=== DATA LINES ===

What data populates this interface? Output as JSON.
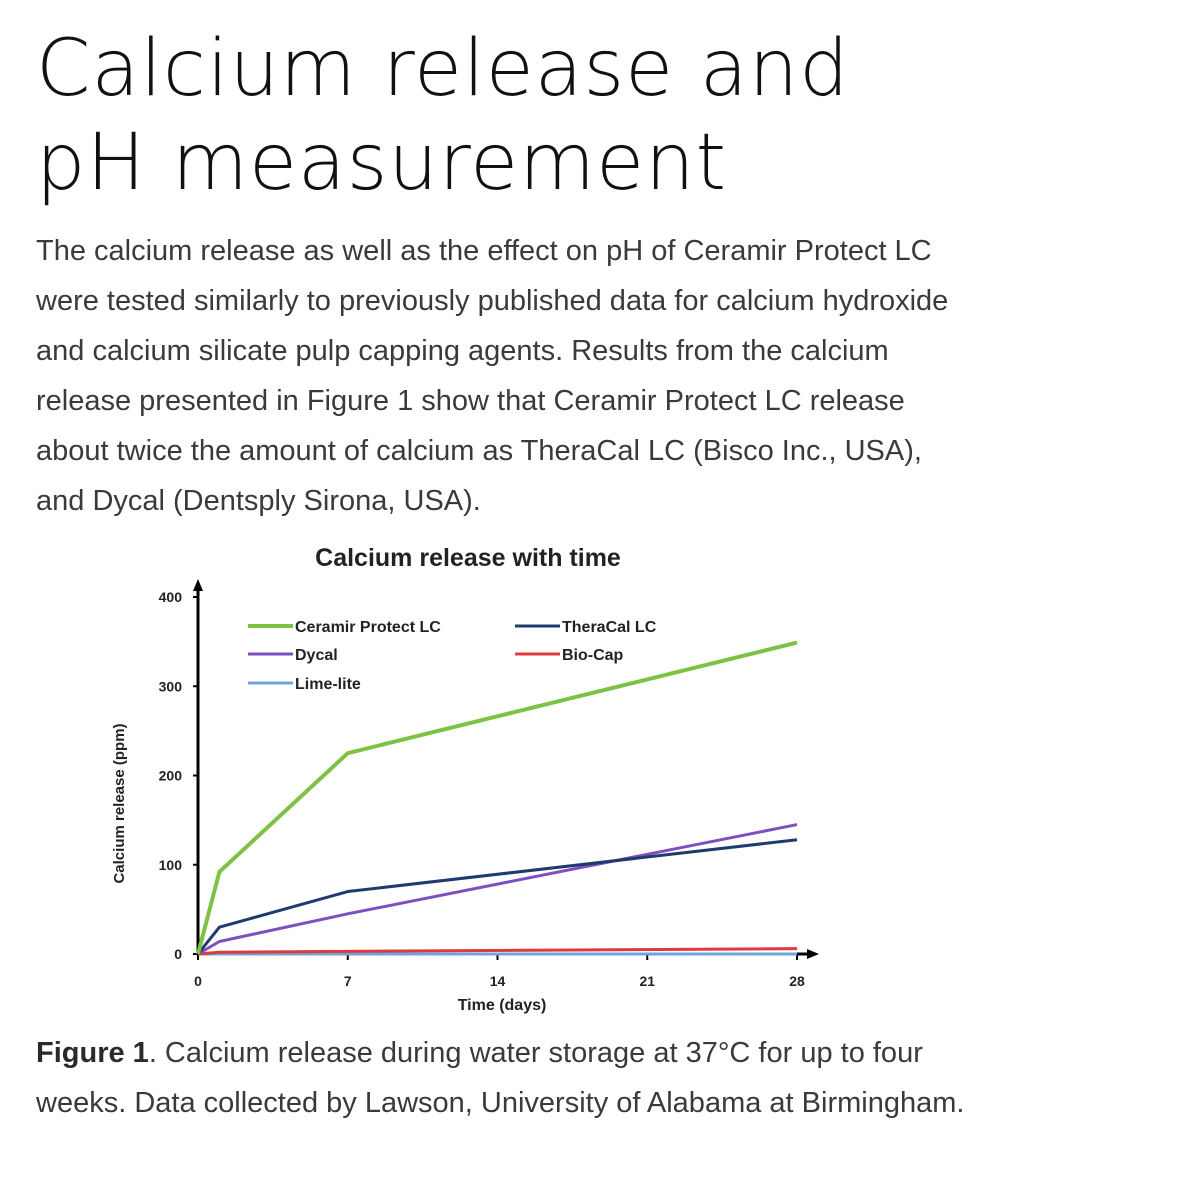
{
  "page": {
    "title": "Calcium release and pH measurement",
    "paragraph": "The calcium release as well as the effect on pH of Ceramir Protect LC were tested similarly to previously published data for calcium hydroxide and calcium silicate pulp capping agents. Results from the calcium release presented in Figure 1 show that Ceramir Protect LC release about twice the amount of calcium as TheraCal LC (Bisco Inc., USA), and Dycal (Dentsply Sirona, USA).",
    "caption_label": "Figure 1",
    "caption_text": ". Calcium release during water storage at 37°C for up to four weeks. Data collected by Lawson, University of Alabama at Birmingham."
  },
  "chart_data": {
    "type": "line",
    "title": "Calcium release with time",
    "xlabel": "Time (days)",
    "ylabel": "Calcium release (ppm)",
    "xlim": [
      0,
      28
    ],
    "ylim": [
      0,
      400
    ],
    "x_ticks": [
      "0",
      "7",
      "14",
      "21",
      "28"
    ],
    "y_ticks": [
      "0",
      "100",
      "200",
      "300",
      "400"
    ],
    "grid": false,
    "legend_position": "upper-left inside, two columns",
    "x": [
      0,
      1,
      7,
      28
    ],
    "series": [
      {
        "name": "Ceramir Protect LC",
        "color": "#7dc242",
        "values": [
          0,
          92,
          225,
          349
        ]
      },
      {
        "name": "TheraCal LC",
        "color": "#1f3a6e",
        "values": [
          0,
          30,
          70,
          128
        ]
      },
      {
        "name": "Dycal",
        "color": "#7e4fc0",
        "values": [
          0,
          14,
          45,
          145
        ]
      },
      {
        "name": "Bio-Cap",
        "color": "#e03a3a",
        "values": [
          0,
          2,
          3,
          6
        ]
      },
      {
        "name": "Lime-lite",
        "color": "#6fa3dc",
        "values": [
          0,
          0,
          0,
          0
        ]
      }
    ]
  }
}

===
=== DATA LINES ===

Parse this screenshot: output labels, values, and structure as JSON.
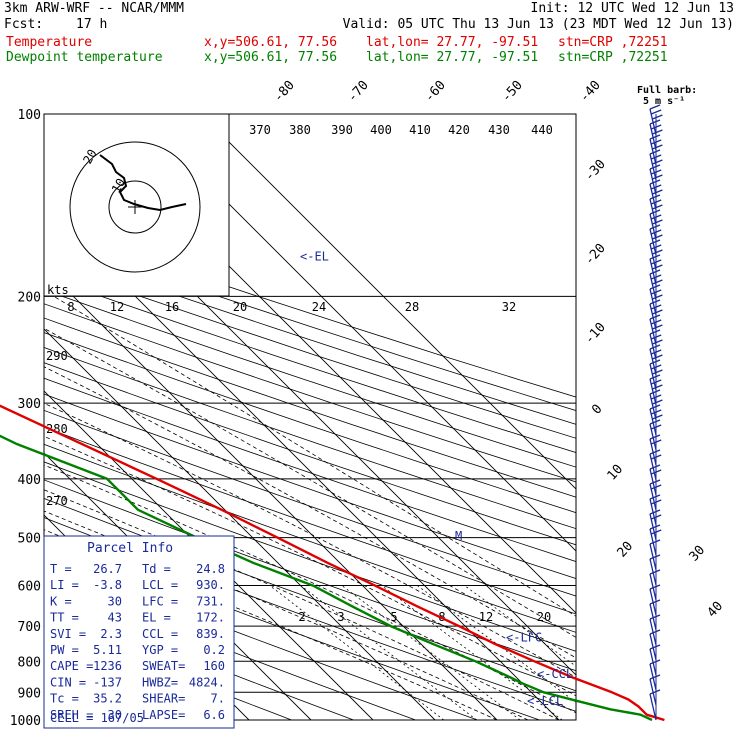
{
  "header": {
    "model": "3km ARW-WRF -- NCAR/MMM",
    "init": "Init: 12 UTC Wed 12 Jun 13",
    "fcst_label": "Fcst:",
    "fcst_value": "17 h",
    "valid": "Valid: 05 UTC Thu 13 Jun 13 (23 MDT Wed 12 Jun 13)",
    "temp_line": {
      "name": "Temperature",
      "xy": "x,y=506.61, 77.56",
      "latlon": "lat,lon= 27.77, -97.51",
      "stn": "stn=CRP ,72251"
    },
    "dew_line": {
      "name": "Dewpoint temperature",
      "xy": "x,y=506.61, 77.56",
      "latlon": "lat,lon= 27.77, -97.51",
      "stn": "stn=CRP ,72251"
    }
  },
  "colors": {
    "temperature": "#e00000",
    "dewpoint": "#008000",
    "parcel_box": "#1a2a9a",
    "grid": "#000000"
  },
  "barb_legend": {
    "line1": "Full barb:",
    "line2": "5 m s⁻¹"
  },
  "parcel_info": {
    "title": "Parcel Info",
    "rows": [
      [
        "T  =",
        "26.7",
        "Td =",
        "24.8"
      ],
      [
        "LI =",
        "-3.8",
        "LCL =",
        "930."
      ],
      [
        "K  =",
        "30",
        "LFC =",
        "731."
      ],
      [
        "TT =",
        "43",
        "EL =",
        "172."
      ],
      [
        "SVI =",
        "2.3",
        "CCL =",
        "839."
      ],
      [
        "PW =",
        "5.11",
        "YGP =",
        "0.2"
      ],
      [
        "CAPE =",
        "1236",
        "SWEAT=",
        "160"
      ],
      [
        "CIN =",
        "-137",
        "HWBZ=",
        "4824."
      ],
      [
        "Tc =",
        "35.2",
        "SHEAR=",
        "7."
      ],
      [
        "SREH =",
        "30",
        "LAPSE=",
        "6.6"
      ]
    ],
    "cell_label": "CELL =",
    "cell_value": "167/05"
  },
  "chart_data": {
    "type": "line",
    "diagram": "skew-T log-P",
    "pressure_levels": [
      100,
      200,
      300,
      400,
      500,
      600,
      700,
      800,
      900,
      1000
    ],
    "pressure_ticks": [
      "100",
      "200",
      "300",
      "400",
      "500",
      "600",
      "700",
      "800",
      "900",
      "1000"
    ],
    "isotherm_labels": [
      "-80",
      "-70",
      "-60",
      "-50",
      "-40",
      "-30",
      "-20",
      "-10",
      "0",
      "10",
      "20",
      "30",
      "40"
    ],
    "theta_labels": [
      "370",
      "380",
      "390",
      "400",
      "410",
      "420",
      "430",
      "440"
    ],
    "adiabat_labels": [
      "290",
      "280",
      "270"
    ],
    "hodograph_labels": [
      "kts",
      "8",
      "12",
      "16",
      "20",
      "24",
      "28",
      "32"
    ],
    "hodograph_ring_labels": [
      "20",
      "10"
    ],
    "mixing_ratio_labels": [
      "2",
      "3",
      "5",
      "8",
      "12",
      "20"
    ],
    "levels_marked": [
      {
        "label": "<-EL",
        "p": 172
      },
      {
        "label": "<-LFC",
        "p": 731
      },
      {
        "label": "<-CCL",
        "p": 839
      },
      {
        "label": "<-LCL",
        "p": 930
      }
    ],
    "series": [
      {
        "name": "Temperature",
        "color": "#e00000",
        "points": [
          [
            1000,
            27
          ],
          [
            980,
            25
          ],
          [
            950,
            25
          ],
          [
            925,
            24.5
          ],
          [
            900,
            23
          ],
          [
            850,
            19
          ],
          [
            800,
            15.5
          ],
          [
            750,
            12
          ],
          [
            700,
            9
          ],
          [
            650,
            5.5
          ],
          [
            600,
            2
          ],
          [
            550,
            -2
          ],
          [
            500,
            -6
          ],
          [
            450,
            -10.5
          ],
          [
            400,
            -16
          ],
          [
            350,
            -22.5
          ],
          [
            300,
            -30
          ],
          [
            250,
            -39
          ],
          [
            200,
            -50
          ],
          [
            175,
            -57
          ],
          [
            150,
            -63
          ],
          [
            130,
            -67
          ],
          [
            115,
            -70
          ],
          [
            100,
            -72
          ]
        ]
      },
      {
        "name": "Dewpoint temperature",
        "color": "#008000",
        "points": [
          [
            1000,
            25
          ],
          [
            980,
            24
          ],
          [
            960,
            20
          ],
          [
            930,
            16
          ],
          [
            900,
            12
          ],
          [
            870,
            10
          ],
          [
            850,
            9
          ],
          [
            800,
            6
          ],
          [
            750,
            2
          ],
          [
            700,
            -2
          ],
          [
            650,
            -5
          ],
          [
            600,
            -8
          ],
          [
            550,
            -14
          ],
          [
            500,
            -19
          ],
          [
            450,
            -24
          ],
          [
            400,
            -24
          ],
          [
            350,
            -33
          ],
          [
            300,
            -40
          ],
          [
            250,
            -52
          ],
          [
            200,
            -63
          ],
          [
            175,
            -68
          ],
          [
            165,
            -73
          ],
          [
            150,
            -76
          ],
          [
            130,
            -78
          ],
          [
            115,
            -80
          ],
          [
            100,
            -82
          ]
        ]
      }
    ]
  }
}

===

**WHAT YOU ARE ASKED TO DO:** Across all the entries, count the lines that contain the word "title" and give the number by itself.

**FINISHED TASK:** 3